• [Page text]:
+++
Fontenelle had made his home in Rouen. In 1687 he moved to Paris. In 1687 he published his Histoire des oracles, a book which made a considerable stir in theological and philosophical circles. It consisted of two essays, the first of which was designed to prove that oracles were not given by the supernatural agency of demons, and the second that they did not cease with the birth of Jesus.

It excited the suspicion of the Church, and a Jesuit, by name Jean-François Baltus, published a ponderous refutation of it; but the peace-loving disposition of its author impelled him to leave his opponent unanswered. To the following year (1688) belongs his Digression sur les anciens et les modernes, in which he took the modern side in the controversy then raging; his Doutes sur le système physique des causes occasionnelles (against Nicolas Malebranche) appeared shortly afterwards.

He remained influential in his older years and when a then unknown Jean-Jacques Rousseau met him in 1742, when Fontenelle was 85, he passed on the advice he gave all young writers that came to him: "You must courageously offer your brow to laurel wreaths and your nose to blows."

A noted gourmand, he attributed his longevity to eating strawberries. At ninety-two, one observer wrote that he was as lively as a man of twenty-two. When, in his late nineties, he met the then-beautiful Madame Helvétius, he reportedly told her, "Ah Madame, if only I were eighty again!"

==Member of the French Academy==
In 1691 he was received into the French Academy in spite of the determined efforts of the partisans of the "ancients", especially Racine and Boileau, who on four previous occasions had ensured his rejection. He was thus a member both of the Academy of Inscriptions and of the Academy of Sciences. In 1697 he became perpetual secretary to the Academy of Sciences, an office he held for forty-two years. It was in this official capacity that he wrote the Histoire du renouvellement de l'Académie des Sciences (Paris, 3 vols., 1708, 1717, 1722) containing extracts and analyses of the proceedings, and also the éloges of the members, written with great simplicity and delicacy.
+++
Data for document layout analysis:
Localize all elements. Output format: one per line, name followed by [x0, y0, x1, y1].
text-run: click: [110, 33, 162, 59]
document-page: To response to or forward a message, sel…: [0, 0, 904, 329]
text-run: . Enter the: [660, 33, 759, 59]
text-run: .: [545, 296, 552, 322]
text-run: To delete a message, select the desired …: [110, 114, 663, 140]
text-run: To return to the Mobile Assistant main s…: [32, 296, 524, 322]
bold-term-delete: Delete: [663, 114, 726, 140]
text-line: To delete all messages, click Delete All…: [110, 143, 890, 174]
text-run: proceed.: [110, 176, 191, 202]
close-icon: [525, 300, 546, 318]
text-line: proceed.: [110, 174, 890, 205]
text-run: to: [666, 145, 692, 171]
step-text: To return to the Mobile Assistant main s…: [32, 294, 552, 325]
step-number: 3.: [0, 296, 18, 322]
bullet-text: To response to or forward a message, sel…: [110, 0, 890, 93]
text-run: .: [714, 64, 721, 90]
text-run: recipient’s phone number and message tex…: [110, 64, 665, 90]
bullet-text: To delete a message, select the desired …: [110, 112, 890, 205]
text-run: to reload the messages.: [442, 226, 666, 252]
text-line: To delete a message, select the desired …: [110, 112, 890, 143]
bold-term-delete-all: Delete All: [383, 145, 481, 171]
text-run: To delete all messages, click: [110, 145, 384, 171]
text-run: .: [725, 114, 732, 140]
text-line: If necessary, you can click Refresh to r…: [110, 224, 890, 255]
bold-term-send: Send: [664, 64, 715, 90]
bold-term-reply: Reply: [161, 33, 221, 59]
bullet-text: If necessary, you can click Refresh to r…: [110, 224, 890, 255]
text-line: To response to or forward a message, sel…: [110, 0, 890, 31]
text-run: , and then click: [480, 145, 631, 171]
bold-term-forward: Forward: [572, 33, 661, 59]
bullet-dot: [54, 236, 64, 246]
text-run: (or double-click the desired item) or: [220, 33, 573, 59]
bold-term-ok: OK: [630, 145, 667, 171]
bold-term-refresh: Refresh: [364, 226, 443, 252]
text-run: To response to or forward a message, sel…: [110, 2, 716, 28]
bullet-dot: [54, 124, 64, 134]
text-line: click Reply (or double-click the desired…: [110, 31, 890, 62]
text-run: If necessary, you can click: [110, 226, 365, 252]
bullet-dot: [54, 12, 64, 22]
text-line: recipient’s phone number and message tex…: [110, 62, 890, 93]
+++
• [What this task involves]: Reproduce the full passage about Fontenelle word for word.

• [Output of the exercise]:
Fontenelle had made his home in Rouen. In 1687 he moved to Paris. In 1687 he published his Histoire des oracles, a book which made a considerable stir in theological and philosophical circles. It consisted of two essays, the first of which was designed to prove that oracles were not given by the supernatural agency of demons, and the second that they did not cease with the birth of Jesus.

It excited the suspicion of the Church, and a Jesuit, by name Jean-François Baltus, published a ponderous refutation of it; but the peace-loving disposition of its author impelled him to leave his opponent unanswered. To the following year (1688) belongs his Digression sur les anciens et les modernes, in which he took the modern side in the controversy then raging; his Doutes sur le système physique des causes occasionnelles (against Nicolas Malebranche) appeared shortly afterwards.

He remained influential in his older years and when a then unknown Jean-Jacques Rousseau met him in 1742, when Fontenelle was 85, he passed on the advice he gave all young writers that came to him: "You must courageously offer your brow to laurel wreaths and your nose to blows."

A noted gourmand, he attributed his longevity to eating strawberries. At ninety-two, one observer wrote that he was as lively as a man of twenty-two. When, in his late nineties, he met the then-beautiful Madame Helvétius, he reportedly told her, "Ah Madame, if only I were eighty again!"

==Member of the French Academy==
In 1691 he was received into the French Academy in spite of the determined efforts of the partisans of the "ancients", especially Racine and Boileau, who on four previous occasions had ensured his rejection. He was thus a member both of the Academy of Inscriptions and of the Academy of Sciences. In 1697 he became perpetual secretary to the Academy of Sciences, an office he held for forty-two years. It was in this official capacity that he wrote the Histoire du renouvellement de l'Académie des Sciences (Paris, 3 vols., 1708, 1717, 1722) containing extracts and analyses of the proceedings, and also the éloges of the members, written with great simplicity and delicacy.